Task prompt:
Go through the listing and pick out each line with the word "Tunis" in it.

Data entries
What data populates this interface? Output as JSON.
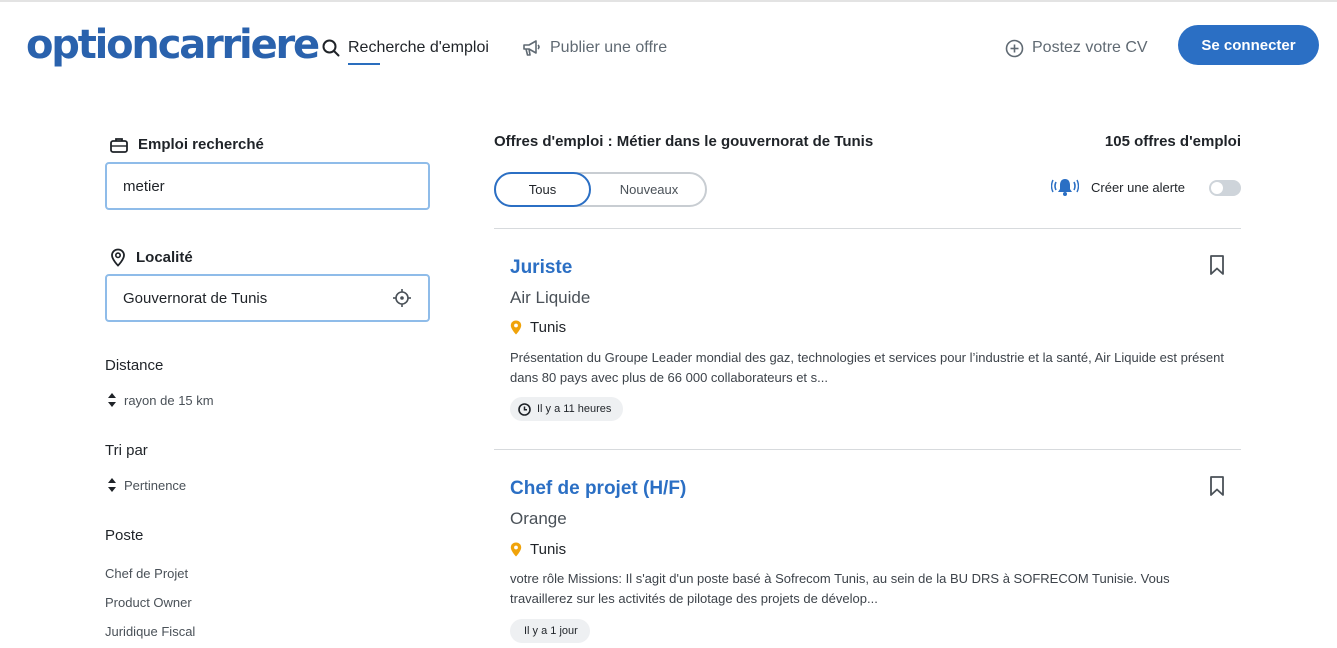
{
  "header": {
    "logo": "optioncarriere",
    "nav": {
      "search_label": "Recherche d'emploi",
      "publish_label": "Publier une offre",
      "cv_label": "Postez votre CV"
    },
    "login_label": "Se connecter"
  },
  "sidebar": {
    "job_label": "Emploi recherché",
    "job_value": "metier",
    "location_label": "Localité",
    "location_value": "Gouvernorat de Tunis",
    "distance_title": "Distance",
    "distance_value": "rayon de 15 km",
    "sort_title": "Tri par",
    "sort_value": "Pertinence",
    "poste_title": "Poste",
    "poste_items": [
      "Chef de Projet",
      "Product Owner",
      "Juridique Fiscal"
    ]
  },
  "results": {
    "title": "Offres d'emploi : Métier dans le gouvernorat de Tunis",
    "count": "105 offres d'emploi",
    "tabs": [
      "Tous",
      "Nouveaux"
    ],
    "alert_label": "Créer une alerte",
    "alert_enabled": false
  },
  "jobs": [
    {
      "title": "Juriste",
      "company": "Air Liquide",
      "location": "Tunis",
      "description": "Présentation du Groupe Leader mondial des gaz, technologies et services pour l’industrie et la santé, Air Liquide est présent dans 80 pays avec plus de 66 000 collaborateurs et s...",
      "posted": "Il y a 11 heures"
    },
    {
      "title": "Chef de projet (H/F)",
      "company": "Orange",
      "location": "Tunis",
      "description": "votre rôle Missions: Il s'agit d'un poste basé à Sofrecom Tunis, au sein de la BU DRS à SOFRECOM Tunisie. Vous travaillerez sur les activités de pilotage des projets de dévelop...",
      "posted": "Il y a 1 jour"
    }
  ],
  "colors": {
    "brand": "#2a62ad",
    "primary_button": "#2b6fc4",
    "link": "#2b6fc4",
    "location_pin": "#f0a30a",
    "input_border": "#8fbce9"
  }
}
* * *
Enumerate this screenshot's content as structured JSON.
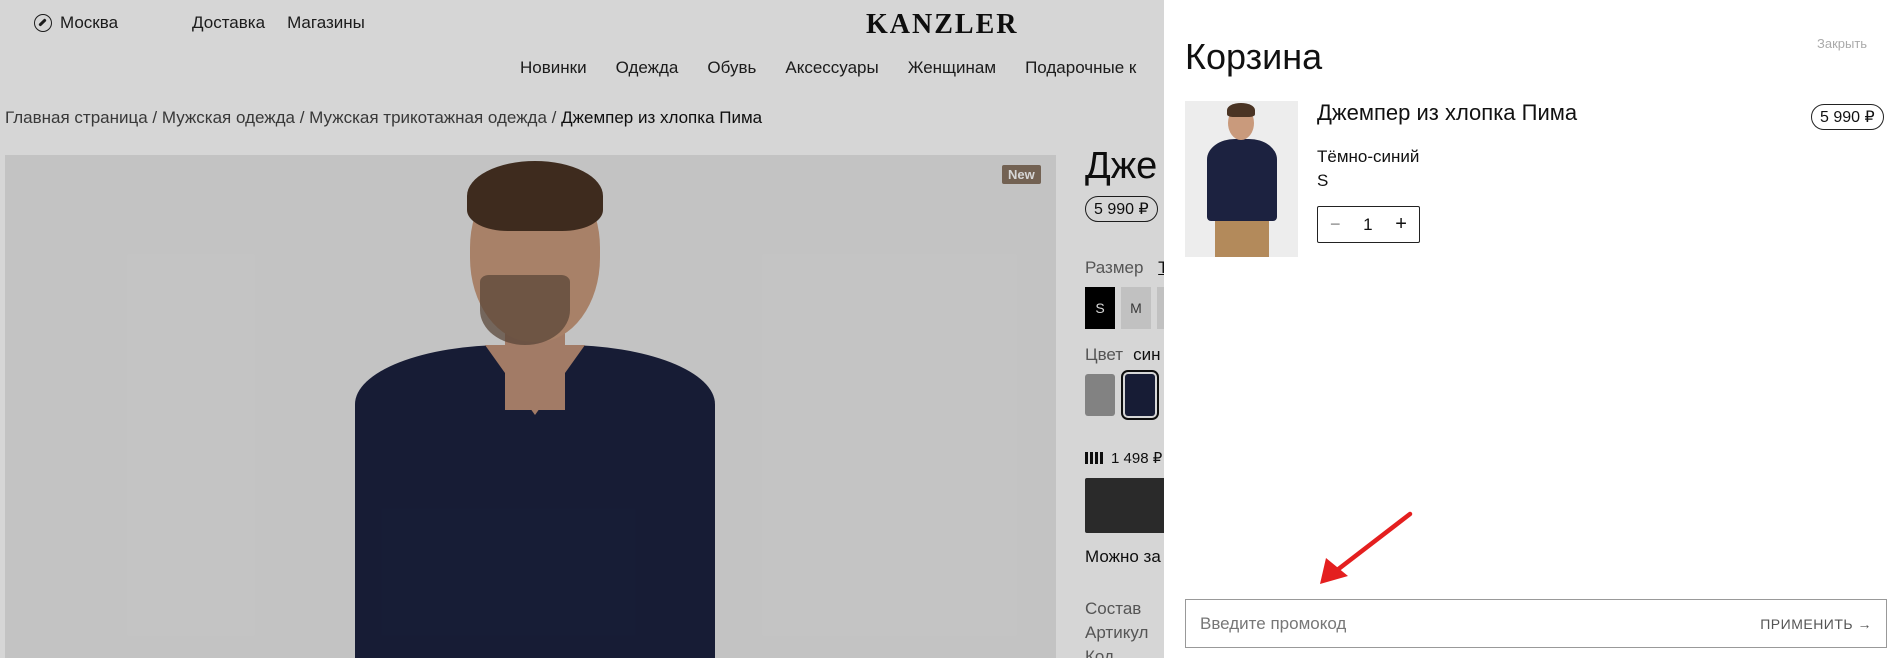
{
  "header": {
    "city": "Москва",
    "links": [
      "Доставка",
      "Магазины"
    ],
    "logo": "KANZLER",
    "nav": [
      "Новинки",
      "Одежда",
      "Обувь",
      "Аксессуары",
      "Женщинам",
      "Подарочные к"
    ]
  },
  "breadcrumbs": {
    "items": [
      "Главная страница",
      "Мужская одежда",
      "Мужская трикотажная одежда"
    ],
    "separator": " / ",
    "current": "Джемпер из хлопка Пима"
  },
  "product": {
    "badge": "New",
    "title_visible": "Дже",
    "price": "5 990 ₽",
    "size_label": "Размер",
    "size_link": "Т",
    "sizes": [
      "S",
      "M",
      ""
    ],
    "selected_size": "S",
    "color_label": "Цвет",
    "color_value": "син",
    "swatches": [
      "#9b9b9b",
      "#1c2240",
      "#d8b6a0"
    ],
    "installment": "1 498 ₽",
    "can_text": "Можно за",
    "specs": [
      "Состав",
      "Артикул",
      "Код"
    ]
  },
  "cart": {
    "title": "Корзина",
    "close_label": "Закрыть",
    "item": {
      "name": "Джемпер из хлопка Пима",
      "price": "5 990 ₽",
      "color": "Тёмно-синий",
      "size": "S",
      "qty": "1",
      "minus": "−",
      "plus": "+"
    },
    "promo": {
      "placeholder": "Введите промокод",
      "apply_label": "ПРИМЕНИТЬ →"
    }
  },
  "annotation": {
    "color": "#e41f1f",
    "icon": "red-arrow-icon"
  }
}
==
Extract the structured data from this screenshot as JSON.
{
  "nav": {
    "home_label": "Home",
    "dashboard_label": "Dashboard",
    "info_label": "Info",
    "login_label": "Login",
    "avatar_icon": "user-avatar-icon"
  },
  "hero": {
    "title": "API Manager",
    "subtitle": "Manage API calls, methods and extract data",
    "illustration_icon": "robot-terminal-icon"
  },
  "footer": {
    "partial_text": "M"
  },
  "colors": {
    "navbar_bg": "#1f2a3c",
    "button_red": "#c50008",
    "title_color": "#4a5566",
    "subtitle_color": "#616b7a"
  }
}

Output:
    "location_value": "Gouvernorat de Tunis",
    "title": "Offres d'emploi : Métier dans le gouvernorat de Tunis",
      "location": "Tunis",
      "location": "Tunis",
      "description": "votre rôle Missions: Il s'agit d'un poste basé à Sofrecom Tunis, au sein de la BU DRS à SOFRECOM Tunisie. Vous travaillerez sur les activités de pilotage des projets de dévelop...",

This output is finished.